>> START Task inputs
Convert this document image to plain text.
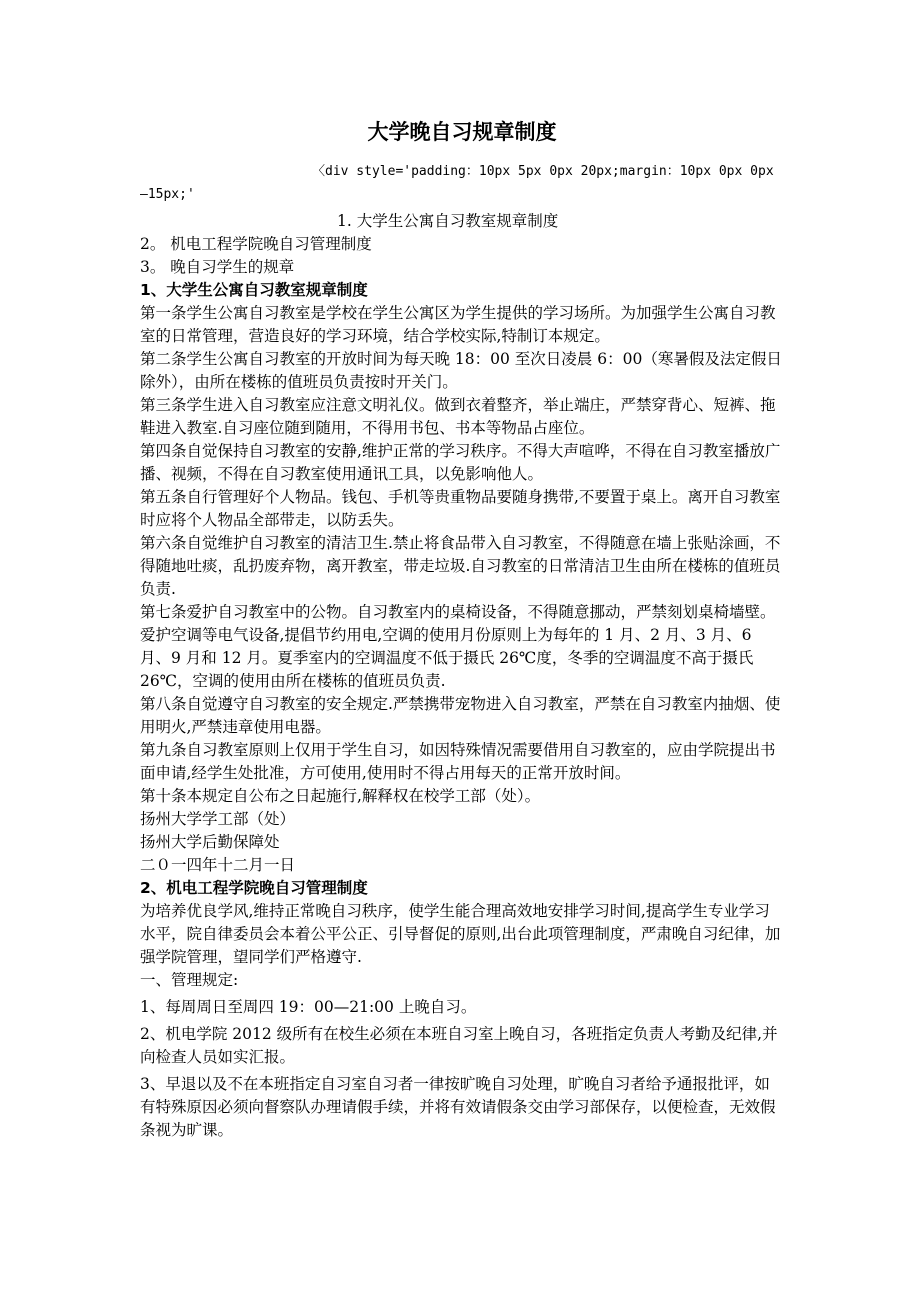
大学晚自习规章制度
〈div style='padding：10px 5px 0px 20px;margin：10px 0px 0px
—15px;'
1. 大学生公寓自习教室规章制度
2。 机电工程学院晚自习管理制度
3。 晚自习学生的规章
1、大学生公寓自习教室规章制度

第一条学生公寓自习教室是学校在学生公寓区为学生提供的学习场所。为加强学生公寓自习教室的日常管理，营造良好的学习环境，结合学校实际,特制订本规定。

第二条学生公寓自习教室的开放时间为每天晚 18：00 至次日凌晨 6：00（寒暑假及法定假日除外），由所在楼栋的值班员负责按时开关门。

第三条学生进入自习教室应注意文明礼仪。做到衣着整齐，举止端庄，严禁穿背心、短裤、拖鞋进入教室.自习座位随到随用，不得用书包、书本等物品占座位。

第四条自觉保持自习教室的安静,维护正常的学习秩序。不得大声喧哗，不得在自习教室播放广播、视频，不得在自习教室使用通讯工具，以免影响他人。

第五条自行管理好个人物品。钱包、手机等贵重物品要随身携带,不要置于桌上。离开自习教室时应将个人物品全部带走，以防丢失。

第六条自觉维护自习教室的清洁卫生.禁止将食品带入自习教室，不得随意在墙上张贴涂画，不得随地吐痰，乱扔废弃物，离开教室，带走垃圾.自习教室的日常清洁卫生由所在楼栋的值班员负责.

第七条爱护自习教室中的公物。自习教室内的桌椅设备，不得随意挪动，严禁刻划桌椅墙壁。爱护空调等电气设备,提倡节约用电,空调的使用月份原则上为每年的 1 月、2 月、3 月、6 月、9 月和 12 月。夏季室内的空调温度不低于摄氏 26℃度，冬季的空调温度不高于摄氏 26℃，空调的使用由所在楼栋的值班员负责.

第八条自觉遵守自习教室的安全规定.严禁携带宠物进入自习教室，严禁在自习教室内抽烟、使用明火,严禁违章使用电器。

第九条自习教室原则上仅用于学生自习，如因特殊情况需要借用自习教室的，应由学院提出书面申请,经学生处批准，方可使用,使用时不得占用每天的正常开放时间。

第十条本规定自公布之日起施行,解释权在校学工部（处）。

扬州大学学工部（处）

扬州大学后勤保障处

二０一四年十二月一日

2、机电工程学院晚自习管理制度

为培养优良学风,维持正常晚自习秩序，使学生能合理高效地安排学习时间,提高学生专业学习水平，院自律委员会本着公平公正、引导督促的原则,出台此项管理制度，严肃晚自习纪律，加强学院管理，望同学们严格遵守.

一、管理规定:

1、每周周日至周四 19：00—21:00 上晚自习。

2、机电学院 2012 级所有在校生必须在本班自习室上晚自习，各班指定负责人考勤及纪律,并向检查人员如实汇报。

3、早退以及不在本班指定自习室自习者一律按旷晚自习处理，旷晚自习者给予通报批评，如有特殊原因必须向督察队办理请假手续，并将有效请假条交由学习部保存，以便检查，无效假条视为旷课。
>> END Task inputs
>> START Task inputs
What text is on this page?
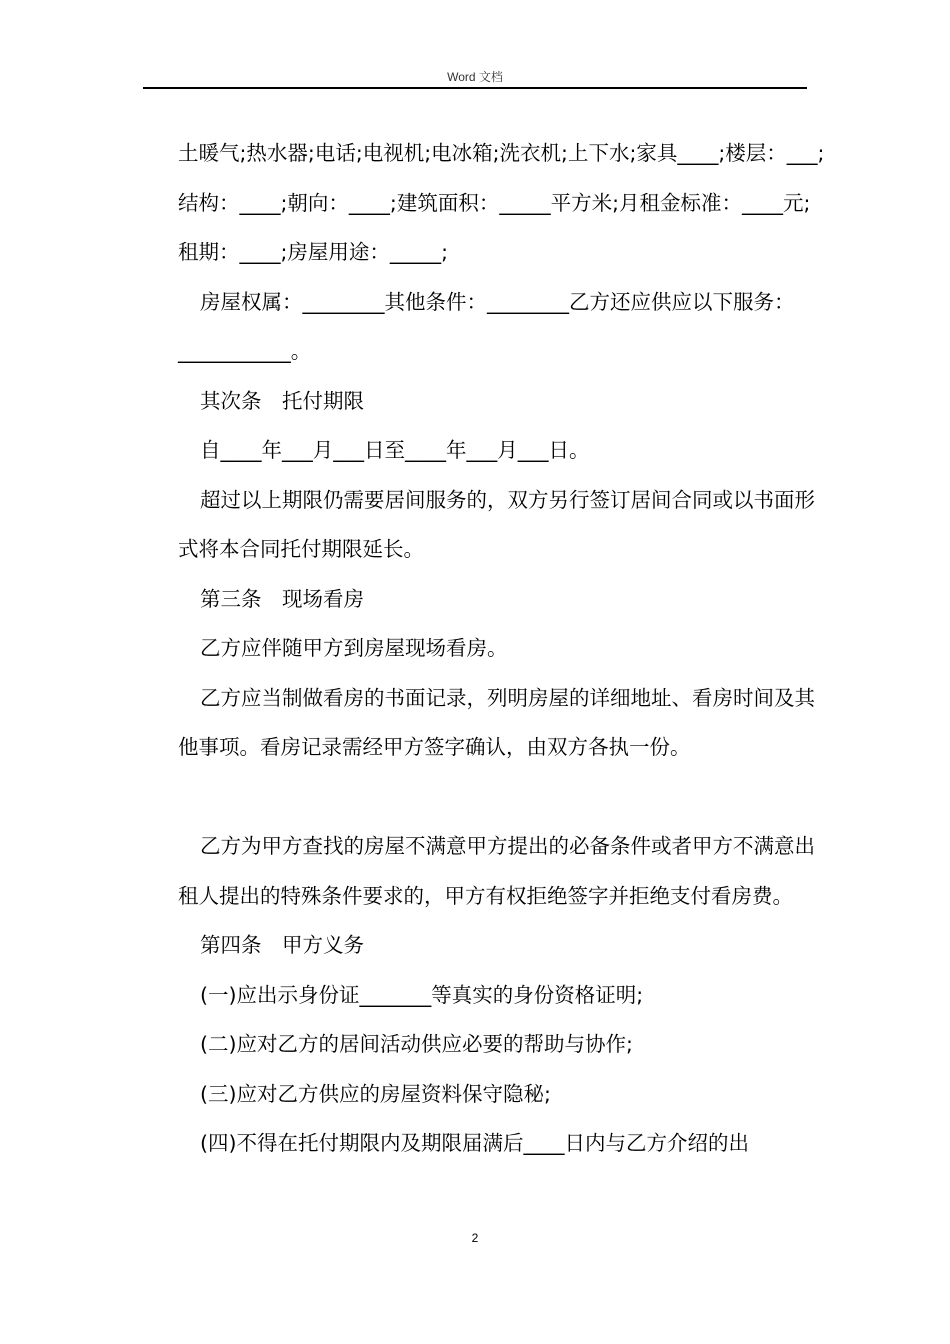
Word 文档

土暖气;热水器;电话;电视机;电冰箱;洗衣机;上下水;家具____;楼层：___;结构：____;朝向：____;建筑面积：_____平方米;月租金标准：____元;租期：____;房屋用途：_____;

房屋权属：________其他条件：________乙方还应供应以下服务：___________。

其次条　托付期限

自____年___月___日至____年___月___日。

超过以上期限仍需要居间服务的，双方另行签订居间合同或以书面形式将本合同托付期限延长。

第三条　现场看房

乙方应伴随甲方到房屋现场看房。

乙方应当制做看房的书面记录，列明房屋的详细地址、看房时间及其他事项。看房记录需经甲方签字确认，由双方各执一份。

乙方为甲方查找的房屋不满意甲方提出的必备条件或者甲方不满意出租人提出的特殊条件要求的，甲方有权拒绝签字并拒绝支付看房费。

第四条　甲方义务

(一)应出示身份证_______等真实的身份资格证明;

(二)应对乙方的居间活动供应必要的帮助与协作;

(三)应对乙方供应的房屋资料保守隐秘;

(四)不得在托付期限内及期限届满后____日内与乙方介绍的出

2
>> END Task inputs
>> START Task inputs
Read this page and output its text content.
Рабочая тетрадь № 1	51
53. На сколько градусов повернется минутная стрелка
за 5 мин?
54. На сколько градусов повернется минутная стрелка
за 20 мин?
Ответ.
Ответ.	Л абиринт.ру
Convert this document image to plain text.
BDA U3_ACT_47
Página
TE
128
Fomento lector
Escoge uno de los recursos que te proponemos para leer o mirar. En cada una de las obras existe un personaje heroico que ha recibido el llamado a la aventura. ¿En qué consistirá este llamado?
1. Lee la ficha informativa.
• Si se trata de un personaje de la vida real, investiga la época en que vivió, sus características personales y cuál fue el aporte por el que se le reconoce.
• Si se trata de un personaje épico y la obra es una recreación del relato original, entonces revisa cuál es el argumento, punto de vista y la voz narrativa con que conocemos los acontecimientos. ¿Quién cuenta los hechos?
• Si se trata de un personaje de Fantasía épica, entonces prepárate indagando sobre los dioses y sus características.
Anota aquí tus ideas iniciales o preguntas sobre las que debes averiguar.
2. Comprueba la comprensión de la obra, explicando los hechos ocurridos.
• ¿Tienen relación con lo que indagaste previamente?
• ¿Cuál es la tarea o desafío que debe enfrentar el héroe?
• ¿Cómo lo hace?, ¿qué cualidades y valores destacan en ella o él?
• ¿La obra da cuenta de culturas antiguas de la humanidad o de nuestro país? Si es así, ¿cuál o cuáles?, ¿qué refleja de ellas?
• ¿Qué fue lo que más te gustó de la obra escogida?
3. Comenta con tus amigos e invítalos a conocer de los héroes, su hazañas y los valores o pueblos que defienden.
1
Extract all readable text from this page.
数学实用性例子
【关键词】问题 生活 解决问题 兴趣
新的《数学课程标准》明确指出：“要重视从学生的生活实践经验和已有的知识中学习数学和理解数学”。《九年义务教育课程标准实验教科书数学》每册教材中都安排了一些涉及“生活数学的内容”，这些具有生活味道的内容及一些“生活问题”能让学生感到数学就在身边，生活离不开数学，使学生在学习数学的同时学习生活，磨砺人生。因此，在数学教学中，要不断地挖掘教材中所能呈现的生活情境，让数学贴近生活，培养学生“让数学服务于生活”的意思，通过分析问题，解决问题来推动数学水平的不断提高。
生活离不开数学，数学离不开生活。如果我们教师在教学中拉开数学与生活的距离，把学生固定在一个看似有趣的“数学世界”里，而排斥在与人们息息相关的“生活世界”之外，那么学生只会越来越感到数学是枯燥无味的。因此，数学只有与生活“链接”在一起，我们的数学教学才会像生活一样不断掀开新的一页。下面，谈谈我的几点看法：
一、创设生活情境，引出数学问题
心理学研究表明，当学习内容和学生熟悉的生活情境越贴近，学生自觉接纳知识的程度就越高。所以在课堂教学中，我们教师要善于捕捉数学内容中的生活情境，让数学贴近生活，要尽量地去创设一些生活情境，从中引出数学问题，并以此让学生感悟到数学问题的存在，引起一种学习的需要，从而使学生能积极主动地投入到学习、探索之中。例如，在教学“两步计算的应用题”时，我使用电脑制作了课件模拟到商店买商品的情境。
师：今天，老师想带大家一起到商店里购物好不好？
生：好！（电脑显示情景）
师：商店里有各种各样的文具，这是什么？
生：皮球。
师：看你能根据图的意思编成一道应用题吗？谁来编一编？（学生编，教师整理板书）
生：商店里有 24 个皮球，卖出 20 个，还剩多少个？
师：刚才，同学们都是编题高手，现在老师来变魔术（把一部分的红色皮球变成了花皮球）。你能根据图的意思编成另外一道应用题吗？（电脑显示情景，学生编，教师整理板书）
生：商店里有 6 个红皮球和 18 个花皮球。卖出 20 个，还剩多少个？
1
>> END Task inputs
▶ [Short task]: Go through the material above and copy each line that has the word "this".

▶ [Finished exercise]:
Convert this document image to plain text.
What text is on this page?
Read this page and output its text content.
Convert this document image to plain text.
Extract all readable text from this page.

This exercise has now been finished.